> **Data entries**
-=-=-=-=-

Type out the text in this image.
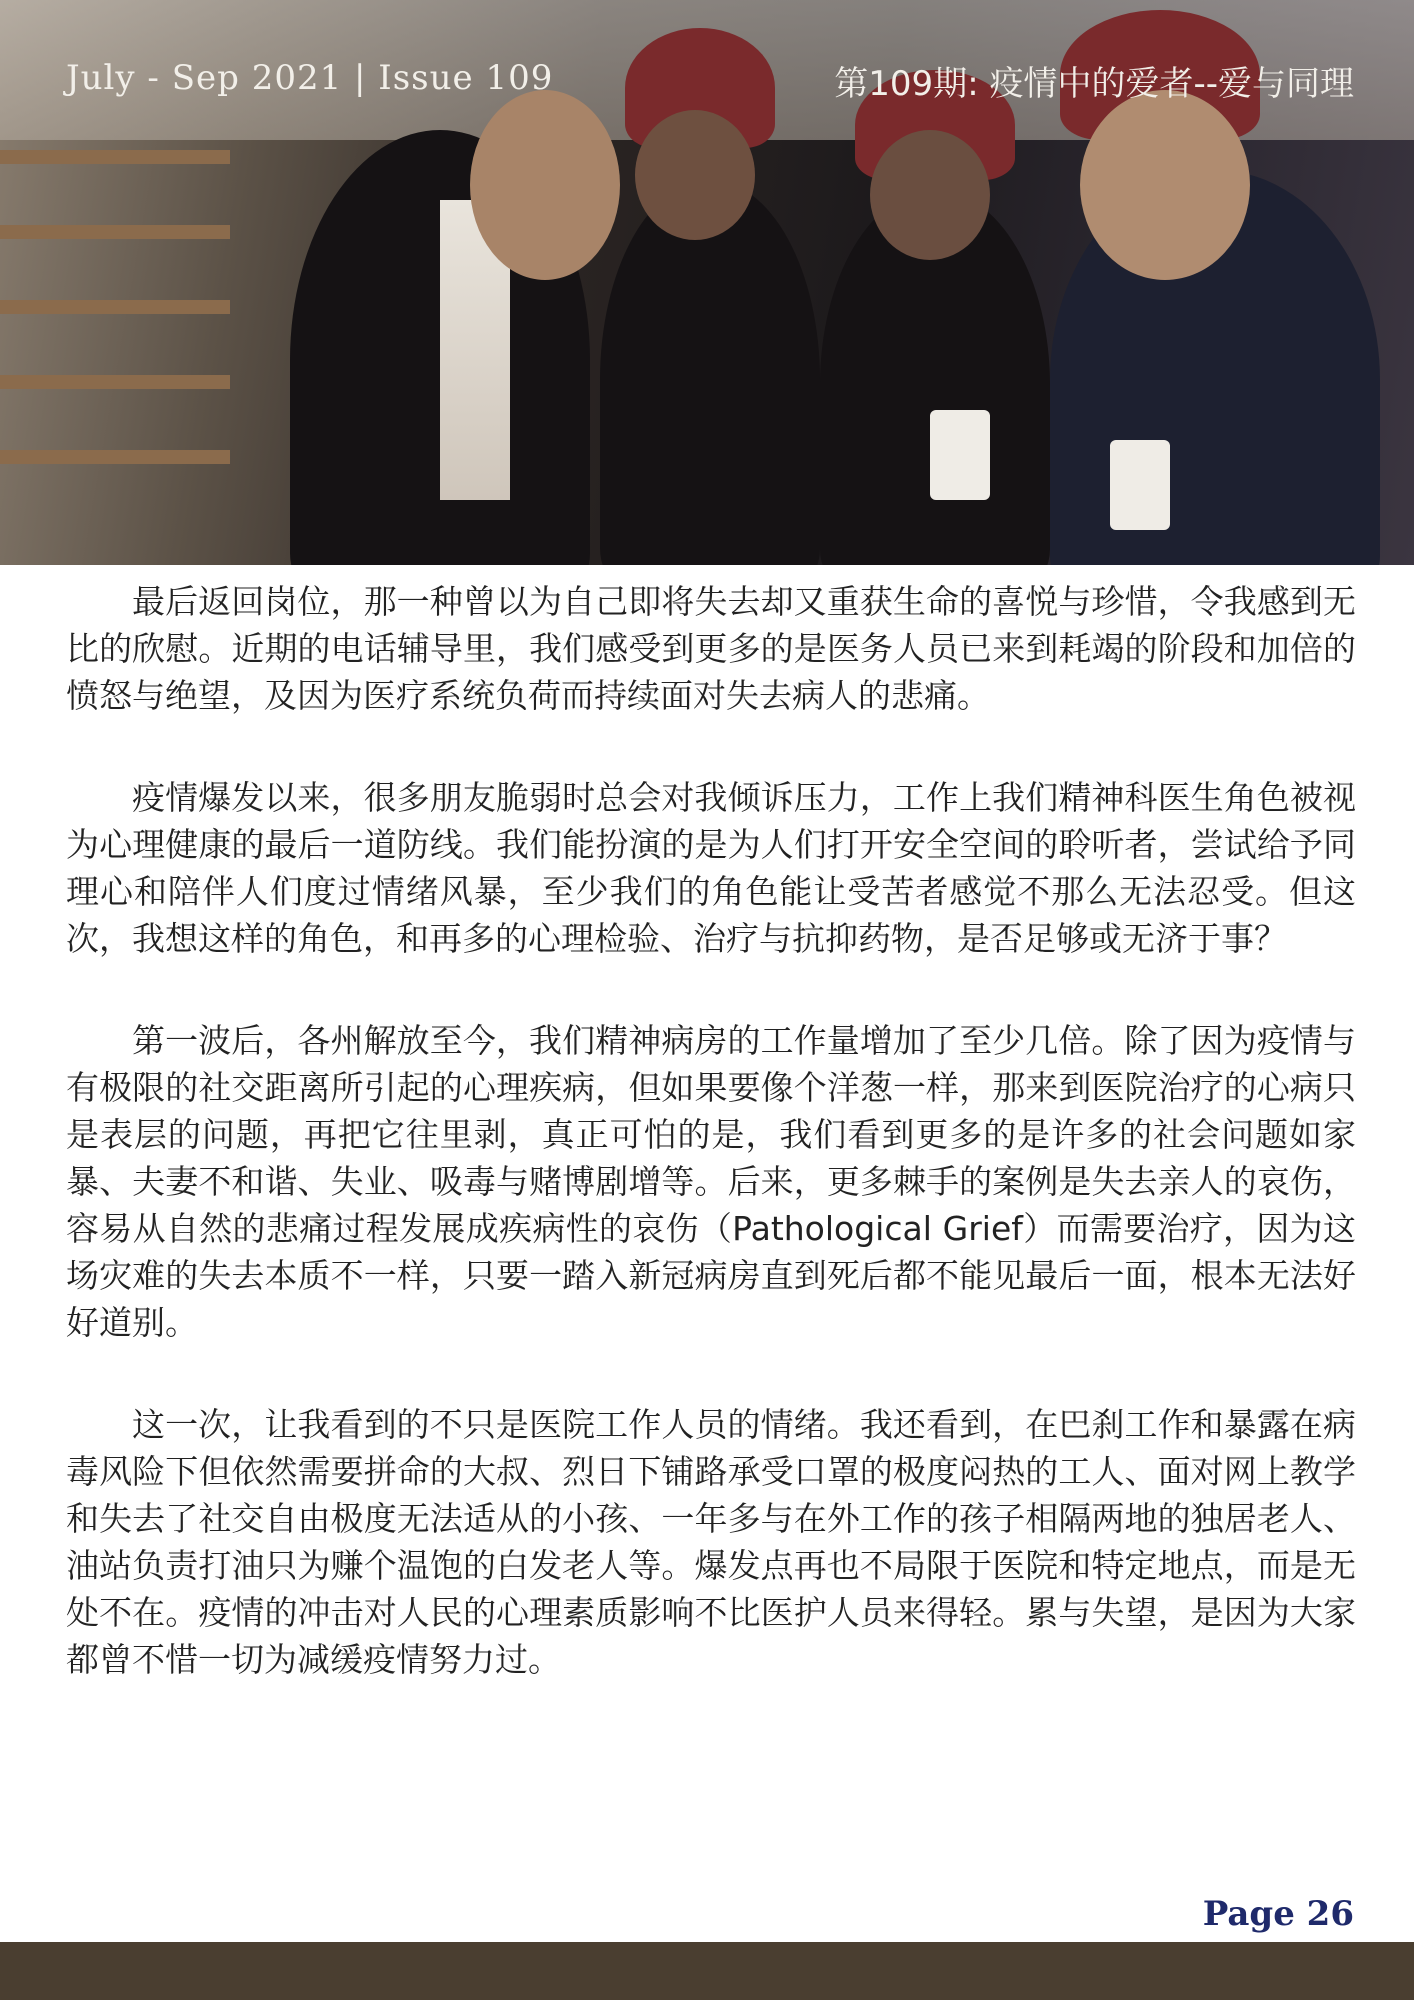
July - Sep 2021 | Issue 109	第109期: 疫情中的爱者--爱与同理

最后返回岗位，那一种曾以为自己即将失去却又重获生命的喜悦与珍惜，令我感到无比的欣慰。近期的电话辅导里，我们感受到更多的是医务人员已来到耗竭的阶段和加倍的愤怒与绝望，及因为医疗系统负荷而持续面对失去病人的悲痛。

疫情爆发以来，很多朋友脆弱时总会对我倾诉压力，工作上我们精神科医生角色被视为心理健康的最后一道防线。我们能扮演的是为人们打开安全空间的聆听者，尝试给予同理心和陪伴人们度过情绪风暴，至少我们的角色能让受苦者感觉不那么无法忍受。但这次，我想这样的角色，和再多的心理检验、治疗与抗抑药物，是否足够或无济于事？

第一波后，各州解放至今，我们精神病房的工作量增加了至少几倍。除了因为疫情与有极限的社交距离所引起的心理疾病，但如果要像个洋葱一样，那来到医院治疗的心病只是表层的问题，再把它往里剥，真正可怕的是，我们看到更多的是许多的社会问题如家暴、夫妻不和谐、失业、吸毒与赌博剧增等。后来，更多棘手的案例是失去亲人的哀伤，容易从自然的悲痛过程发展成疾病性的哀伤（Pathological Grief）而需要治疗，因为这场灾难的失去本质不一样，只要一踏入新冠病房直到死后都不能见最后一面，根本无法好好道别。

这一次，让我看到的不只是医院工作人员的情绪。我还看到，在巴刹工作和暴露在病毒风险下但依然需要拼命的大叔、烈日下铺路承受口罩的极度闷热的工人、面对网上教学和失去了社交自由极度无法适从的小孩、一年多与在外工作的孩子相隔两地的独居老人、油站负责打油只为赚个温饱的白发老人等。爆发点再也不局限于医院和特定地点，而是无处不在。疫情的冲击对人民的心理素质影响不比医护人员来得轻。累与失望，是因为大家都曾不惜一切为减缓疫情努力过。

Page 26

-=-=-=-=-

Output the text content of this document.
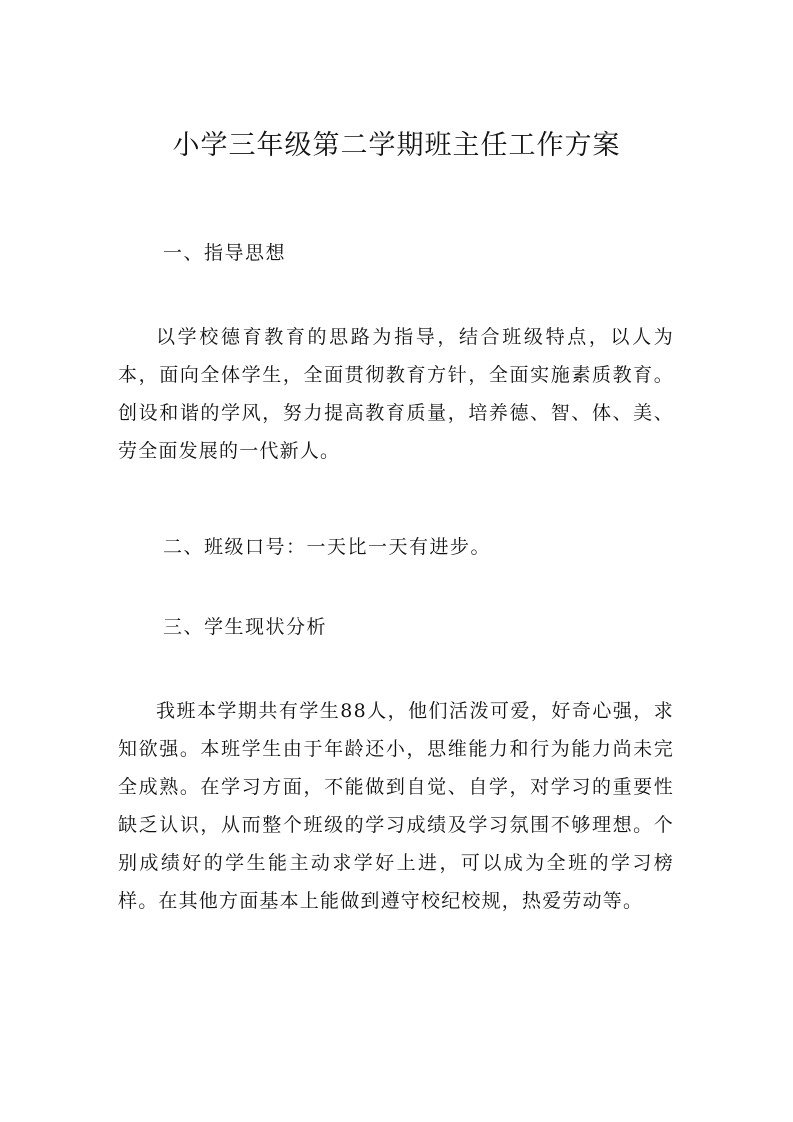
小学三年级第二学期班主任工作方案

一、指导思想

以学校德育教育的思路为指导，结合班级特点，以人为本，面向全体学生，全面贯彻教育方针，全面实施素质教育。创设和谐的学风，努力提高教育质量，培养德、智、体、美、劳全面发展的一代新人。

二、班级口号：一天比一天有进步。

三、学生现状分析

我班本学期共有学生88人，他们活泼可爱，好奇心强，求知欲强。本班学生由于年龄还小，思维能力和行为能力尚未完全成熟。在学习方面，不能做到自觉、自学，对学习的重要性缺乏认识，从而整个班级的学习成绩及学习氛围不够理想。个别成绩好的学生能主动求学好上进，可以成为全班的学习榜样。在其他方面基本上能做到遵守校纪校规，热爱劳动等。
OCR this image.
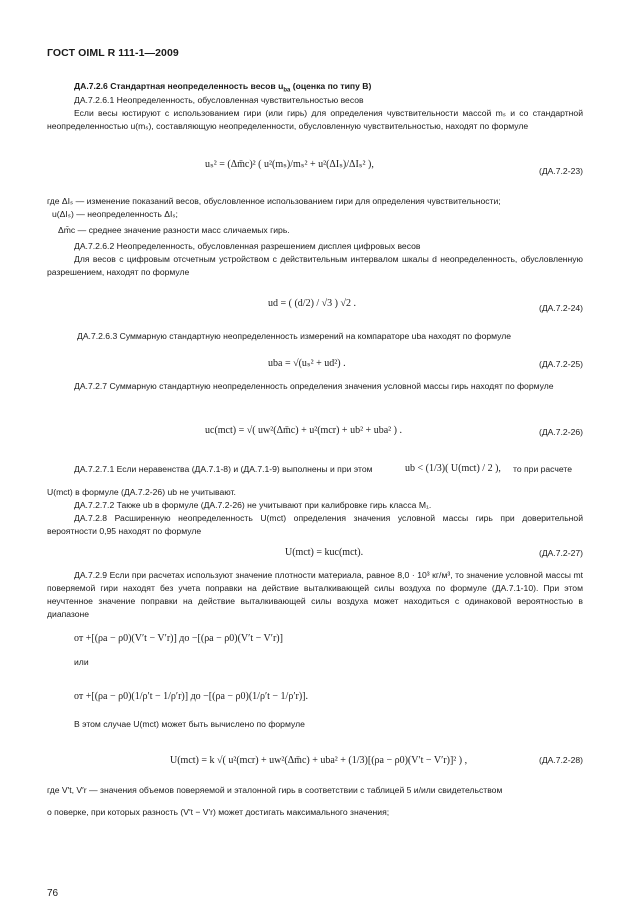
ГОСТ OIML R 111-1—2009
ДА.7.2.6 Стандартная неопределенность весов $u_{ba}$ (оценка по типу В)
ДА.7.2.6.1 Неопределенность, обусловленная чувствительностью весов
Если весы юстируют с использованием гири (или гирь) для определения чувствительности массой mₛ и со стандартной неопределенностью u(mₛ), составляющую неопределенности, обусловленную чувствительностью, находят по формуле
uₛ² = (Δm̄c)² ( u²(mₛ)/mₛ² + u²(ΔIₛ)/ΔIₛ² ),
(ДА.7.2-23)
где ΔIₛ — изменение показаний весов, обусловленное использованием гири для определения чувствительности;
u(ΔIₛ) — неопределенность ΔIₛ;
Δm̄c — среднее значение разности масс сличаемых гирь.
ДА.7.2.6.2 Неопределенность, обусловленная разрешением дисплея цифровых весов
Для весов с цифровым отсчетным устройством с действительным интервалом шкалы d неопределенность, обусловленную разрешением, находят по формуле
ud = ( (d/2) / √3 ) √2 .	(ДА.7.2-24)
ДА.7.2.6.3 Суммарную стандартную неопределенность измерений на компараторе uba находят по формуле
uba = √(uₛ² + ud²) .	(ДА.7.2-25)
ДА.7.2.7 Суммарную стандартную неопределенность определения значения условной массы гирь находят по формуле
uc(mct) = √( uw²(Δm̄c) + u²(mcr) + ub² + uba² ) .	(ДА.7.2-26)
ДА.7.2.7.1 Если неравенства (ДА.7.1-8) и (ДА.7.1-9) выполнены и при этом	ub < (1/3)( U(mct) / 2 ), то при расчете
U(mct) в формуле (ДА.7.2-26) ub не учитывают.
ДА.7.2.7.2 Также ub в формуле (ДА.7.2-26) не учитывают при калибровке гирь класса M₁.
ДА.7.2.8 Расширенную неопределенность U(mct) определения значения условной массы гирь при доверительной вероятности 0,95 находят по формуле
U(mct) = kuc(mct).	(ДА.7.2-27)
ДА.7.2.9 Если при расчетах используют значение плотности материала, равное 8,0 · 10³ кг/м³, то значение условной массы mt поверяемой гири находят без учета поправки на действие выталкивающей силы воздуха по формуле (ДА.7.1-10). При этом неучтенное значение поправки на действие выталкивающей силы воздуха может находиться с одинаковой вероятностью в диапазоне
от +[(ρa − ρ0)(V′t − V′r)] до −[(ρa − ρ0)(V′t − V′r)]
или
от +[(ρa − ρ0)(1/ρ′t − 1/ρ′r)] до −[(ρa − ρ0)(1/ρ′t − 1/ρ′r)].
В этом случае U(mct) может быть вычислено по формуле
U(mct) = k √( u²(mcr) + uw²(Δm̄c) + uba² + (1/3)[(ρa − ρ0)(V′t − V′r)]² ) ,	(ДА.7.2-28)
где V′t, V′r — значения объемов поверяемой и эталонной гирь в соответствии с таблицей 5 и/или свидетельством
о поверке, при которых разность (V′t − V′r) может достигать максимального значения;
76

-=-=-=-=-

> **SHORT TASK**
Extract every line of the records above that contains the word "чувствительности".

> **CORRECT RESULT**
Если весы юстируют с использованием гири (или гирь) для определения чувствительности массой mₛ и со стандартной неопределенностью u(mₛ), составляющую неопределенности, обусловленную чувствительностью, находят по формуле
где ΔIₛ — изменение показаний весов, обусловленное использованием гири для определения чувствительности;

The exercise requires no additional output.